### CONSIGNES
a. D'après le texte sur l'histoire de Montdidier, quand Philippe le Bel accorda-t-il les secondes chartes de la ville ?
b. Veuillez indiquer si chacune de ces affirmations s'accorde avec le texte sur l'histoire de Montdidier : (i) le texte latin de la seconde charte nous est parvenu ; (ii) en juin 1290, Philippe le Bel fit don à Gilles de Compiègne de 40 livres parisis de rente ; (iii) la livre tournois était plus forte que la livre parisis. Répondez par oui ou non en citant les mots décisifs du texte.
c. Prolongez le texte sur l'histoire de Montdidier à partir de l'endroit où il s'arrête.

### TEXTE EXTRAIT

▼

Histoire de Montdidier

Livre I - Chapitre IV - Section III

par Victor de Beauvillé

Section III

Seconde charte de Philippe le Bel

Les Montdidériens prennent part aux guerres du roi contre les Flamands, à ses démêlés avec Boniface VIII et au procès des Templiers

Ligue entre les seigneurs du Vermandois et du Beauvaisis

Procès du comte d'Artois

 

Au mois de juin 1297, Philippe le Bel accorda les secondes chartres de la ville de Montdidier ; le texte latin n'est point arrivé à notre connaissance.

Nous rapporterons, au chapitre de la Mairie, la traduction française qui eu a été faite à une époque reculée, avec les observations qu'elle comporte.

D'après cette charte, la ville ne devait plus au roi que 560 liv. parisis de rente, Philippe le Bel ayant fait don, au mois de juin 1290, à Gilles de Compiègne, sire de Courtemanche, de 40 liv. parisis de rente sur les 600 liv. que la ville lui devait. En 1198, par suite d'un échange avec Guillaume de Hangest, son trésorier, il lui donna 120 liv. parisis de rente, payables sur les 560 liv. qui lui restaient, ce qui réduisait la rente royale à 440 livres. En 1307, ce prince assigna à Thibaut de Chepoix 600 liv. tournois de rente à prendre sur son trésor à Paris. Louis le Hutin transporta cette somme sur les bailliages d'Amiens et de Vermandois ; Charles le Bel confirma ce transport en 1325, et la ville de Montdidier fut comprise dans cette somme de 600 liv. tournois pour 260 liv. parisis qu'il fallut prélever sur les 440 liv. parisis restant dues au roi. (La livre parisis était, comme on sait, d'un quart plus forte que la livre tournois.) Ainsi, au commencement du quatorzième siècle, de la rente de 600 liv. due originairement à Philippe-Auguste, il ne restait à ses successeurs que 180 livres.

▲

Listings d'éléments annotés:
▼

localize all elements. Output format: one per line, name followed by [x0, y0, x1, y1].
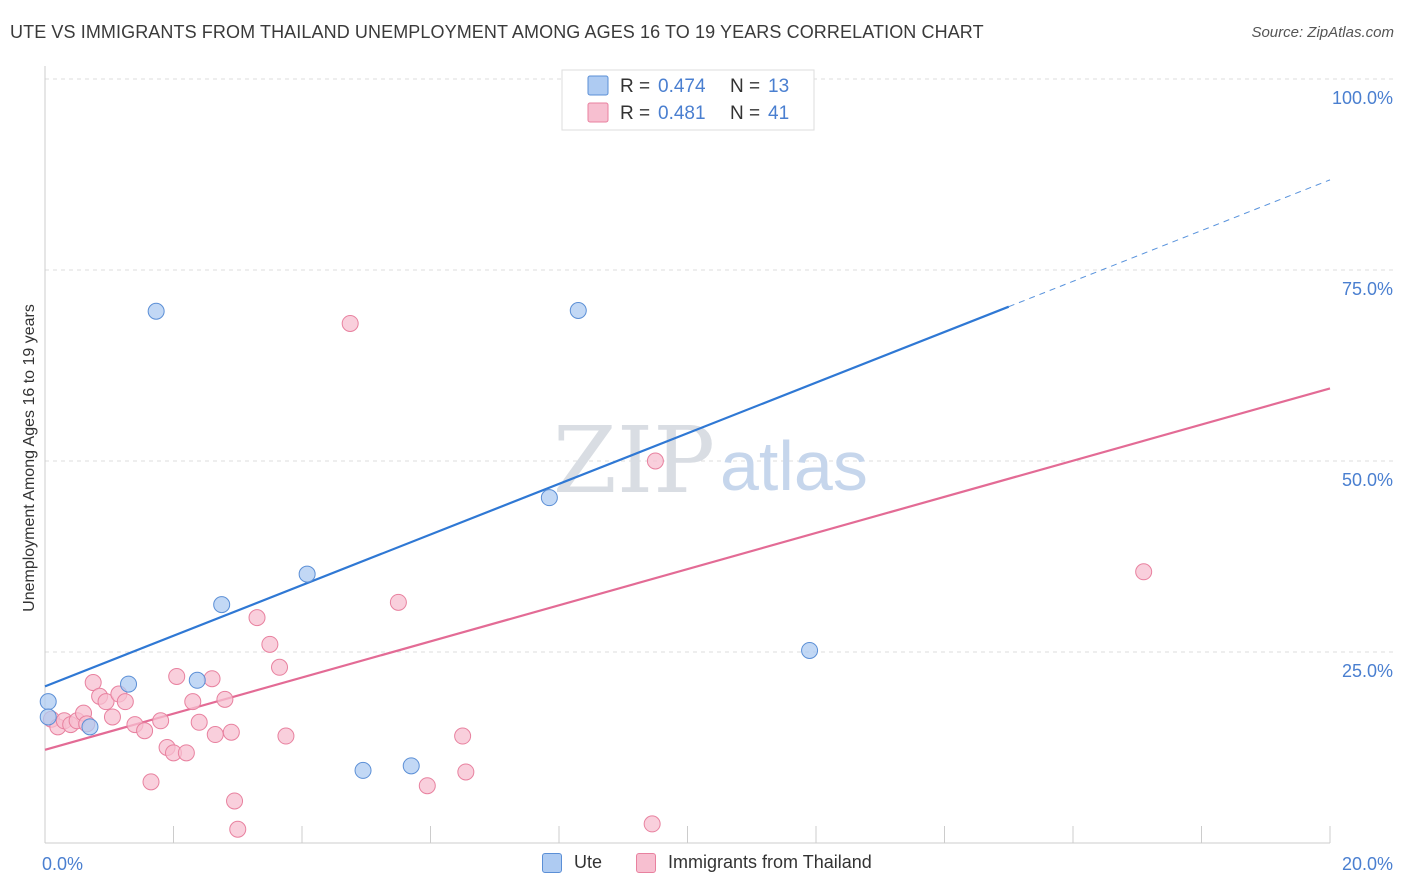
point-thailand: [457, 763, 475, 781]
trend-line-thailand: [44, 387, 1331, 751]
point-thailand: [643, 815, 661, 833]
point-thailand: [454, 727, 472, 745]
point-thailand: [168, 667, 186, 685]
point-thailand: [116, 693, 134, 711]
point-thailand: [142, 773, 160, 791]
legend-swatch-thailand-bottom: [636, 852, 656, 873]
legend-n-value-ute: 13: [768, 76, 789, 97]
watermark: ZIP atlas: [553, 407, 868, 514]
point-ute: [81, 718, 99, 736]
watermark-zip: ZIP: [553, 407, 715, 514]
y-axis-label: Unemployment Among Ages 16 to 19 years: [21, 304, 38, 612]
point-thailand: [203, 670, 221, 688]
legend-r-value-ute: 0.474: [658, 76, 706, 97]
trend-line-ute-projection: [1008, 179, 1331, 308]
point-thailand: [389, 593, 407, 611]
point-ute: [213, 596, 231, 614]
gridlines: [45, 78, 1395, 653]
legend-n-label-ute: N =: [730, 76, 760, 97]
point-ute: [569, 301, 587, 319]
point-ute: [39, 693, 57, 711]
point-thailand: [103, 708, 121, 726]
point-thailand: [271, 658, 289, 676]
point-thailand: [229, 820, 247, 838]
point-ute: [147, 302, 165, 320]
point-thailand: [84, 674, 102, 692]
point-ute: [402, 757, 420, 775]
y-tick-label: 75.0%: [1342, 279, 1393, 299]
source-credit: Source: ZipAtlas.com: [1251, 24, 1394, 41]
point-thailand: [248, 609, 266, 627]
y-tick-label: 50.0%: [1342, 470, 1393, 490]
series-legend: Ute Immigrants from Thailand: [0, 852, 1406, 878]
point-ute: [188, 671, 206, 689]
legend-item-thailand: Immigrants from Thailand: [636, 852, 872, 873]
chart-title: UTE VS IMMIGRANTS FROM THAILAND UNEMPLOY…: [10, 22, 984, 42]
point-ute: [120, 675, 138, 693]
point-thailand: [136, 722, 154, 740]
point-thailand: [646, 452, 664, 470]
point-ute: [354, 761, 372, 779]
data-points: [39, 301, 1153, 838]
legend-swatch-ute-bottom: [542, 852, 562, 873]
legend-r-value-thailand: 0.481: [658, 103, 706, 124]
legend-n-value-thailand: 41: [768, 103, 789, 124]
trend-lines: [44, 179, 1331, 751]
point-thailand: [206, 726, 224, 744]
legend-label-ute: Ute: [574, 852, 603, 872]
legend-swatch-thailand: [587, 102, 609, 123]
legend-r-label-thailand: R =: [620, 103, 650, 124]
y-tick-label: 25.0%: [1342, 661, 1393, 681]
point-thailand: [277, 727, 295, 745]
point-ute: [39, 708, 57, 726]
tick-labels: 25.0% 50.0% 75.0% 100.0% 0.0% 20.0%: [42, 88, 1393, 874]
legend-swatch-ute: [587, 75, 609, 96]
point-thailand: [226, 792, 244, 810]
x-tick-label: 0.0%: [42, 854, 83, 874]
stats-legend: R = 0.474 N = 13 R = 0.481 N = 41: [561, 69, 815, 131]
legend-n-label-thailand: N =: [730, 103, 760, 124]
point-thailand: [216, 690, 234, 708]
y-tick-label: 100.0%: [1332, 88, 1393, 108]
point-thailand: [190, 713, 208, 731]
legend-item-ute: Ute: [542, 852, 602, 873]
point-ute: [298, 565, 316, 583]
point-thailand: [152, 712, 170, 730]
trend-line-ute: [44, 305, 1010, 688]
point-thailand: [97, 693, 115, 711]
legend-r-label-ute: R =: [620, 76, 650, 97]
point-ute: [540, 489, 558, 507]
x-tick-label: 20.0%: [1342, 854, 1393, 874]
point-thailand: [222, 723, 240, 741]
watermark-atlas: atlas: [720, 427, 868, 505]
point-thailand: [341, 314, 359, 332]
point-thailand: [177, 744, 195, 762]
point-thailand: [261, 635, 279, 653]
point-ute: [801, 641, 819, 659]
point-thailand: [1135, 563, 1153, 581]
legend-label-thailand: Immigrants from Thailand: [668, 852, 872, 872]
point-thailand: [184, 693, 202, 711]
point-thailand: [418, 777, 436, 795]
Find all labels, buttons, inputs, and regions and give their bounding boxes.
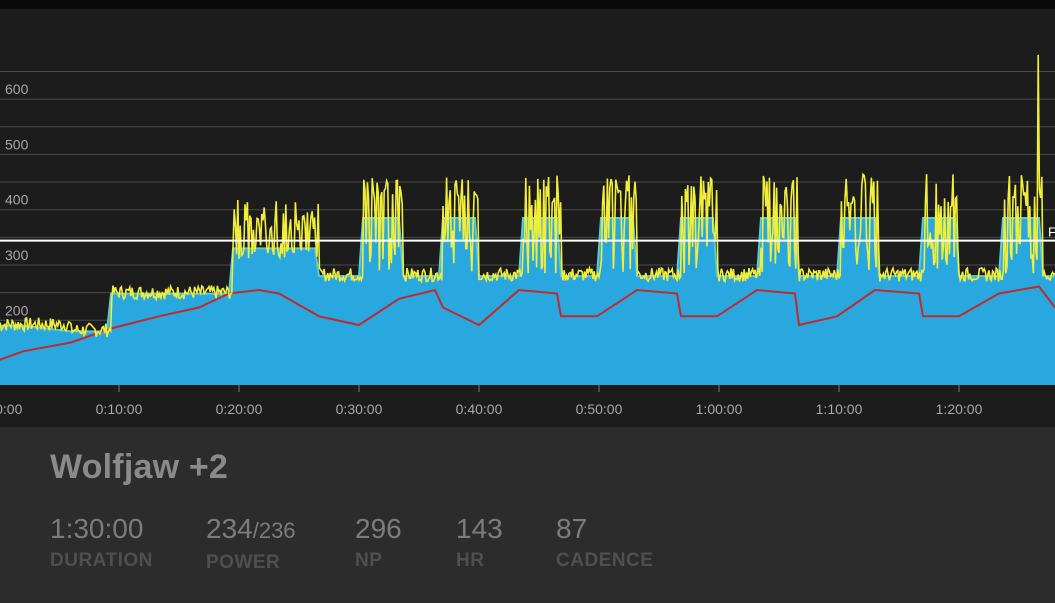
y-tick-label: 200 bbox=[5, 302, 29, 318]
np-value: 296 bbox=[355, 513, 402, 544]
y-tick-label: 400 bbox=[5, 192, 29, 208]
hr-trace bbox=[0, 285, 1055, 361]
workout-summary-panel bbox=[0, 427, 1055, 603]
y-tick-label: 500 bbox=[5, 136, 29, 152]
power-label: POWER bbox=[206, 552, 281, 573]
x-tick-label: 0:50:00 bbox=[576, 401, 623, 417]
power-trace bbox=[0, 54, 1055, 338]
cadence-label: CADENCE bbox=[556, 550, 654, 571]
duration-label: DURATION bbox=[50, 550, 153, 571]
power-target: /236 bbox=[252, 518, 296, 543]
top-strip bbox=[0, 0, 1055, 9]
y-tick-label: 600 bbox=[5, 81, 29, 97]
x-axis-ticks: 0:00:00 0:10:00 0:20:00 0:30:00 0:40:00 0:50:… bbox=[0, 385, 983, 417]
x-tick-label: 1:10:00 bbox=[816, 401, 863, 417]
np-label: NP bbox=[355, 550, 383, 571]
workout-title: Wolfjaw +2 bbox=[50, 448, 229, 486]
power-line bbox=[0, 54, 1055, 338]
ftp-marker-label: F bbox=[1048, 225, 1055, 240]
y-axis-ticks: 200 300 400 500 600 bbox=[5, 81, 29, 318]
ftp-line: F bbox=[0, 225, 1055, 242]
cadence-stat: 87 CADENCE bbox=[556, 512, 653, 572]
x-tick-label: 0:10:00 bbox=[96, 401, 143, 417]
hr-stat: 143 HR bbox=[456, 512, 503, 572]
cadence-value: 87 bbox=[556, 513, 588, 544]
duration-stat: 1:30:00 DURATION bbox=[50, 512, 153, 572]
duration-value: 1:30:00 bbox=[50, 513, 144, 544]
x-tick-label: 0:30:00 bbox=[336, 401, 383, 417]
power-value: 234/236 bbox=[206, 512, 296, 548]
power-stat: 234/236 POWER bbox=[206, 512, 296, 574]
x-tick-label: 0:20:00 bbox=[216, 401, 263, 417]
hr-value: 143 bbox=[456, 513, 503, 544]
power-avg: 234 bbox=[206, 513, 253, 544]
y-tick-label: 300 bbox=[5, 247, 29, 263]
x-tick-label: 1:00:00 bbox=[696, 401, 743, 417]
heart-rate-line bbox=[0, 285, 1055, 361]
hr-label: HR bbox=[456, 550, 485, 571]
x-tick-label: 0:40:00 bbox=[456, 401, 503, 417]
x-tick-label: 1:20:00 bbox=[936, 401, 983, 417]
target-power-fill bbox=[0, 218, 1055, 385]
np-stat: 296 NP bbox=[355, 512, 402, 572]
x-tick-label: 0:00:00 bbox=[0, 401, 23, 417]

▲

### RÉPONSES PAR TÂCHE
a. Au mois de juin 1297.

b.
(i) Non : « le texte latin n'est point arrivé à notre connaissance ».
(ii) Oui : « Philippe le Bel ayant fait don, au mois de juin 1290, à Gilles de Compiègne, sire de Courtemanche, de 40 liv. parisis de rente ».
(iii) Non : « La livre parisis était, comme on sait, d'un quart plus forte que la livre tournois. »

c.
Le règne de Philippe le Bel fut très-agité ; ses guerres avec les Flamands, ses difficultés avec le pape et le procès des Templiers ne lui laissèrent aucun repos. Les Français, défaits à la bataille de Courtray (1302), prirent une revanche éclatante à celle de Mons-en-Puelle (18 août 1304). La noblesse des environs de Montdidier se signala par ses hauts faits : Guy du Plessier, Aubert de Hangest, Bernard de Moreuil, Thibaut de Chepoix, les seigneurs de Maignelers et de Rainneval, contribuèrent, avec les gens des communes, au triomphe du roi.

Les démêlés de Philippe le Bel avec Boniface VIII lui causèrent au moins autant d'embarras que ses guerres avec les Flamands. Le pape, dépassant les limites de son autorité, prétendait à un droit de suprématie temporelle sur les affaires du royaume ; le roi résista : le pape lança contre lui une sentence d'excommunication. Philippe le Bel en appela de la sentence du pape à un concile général, et écrivit à toutes les villes et communautés du royaume pour réclamer leur concours.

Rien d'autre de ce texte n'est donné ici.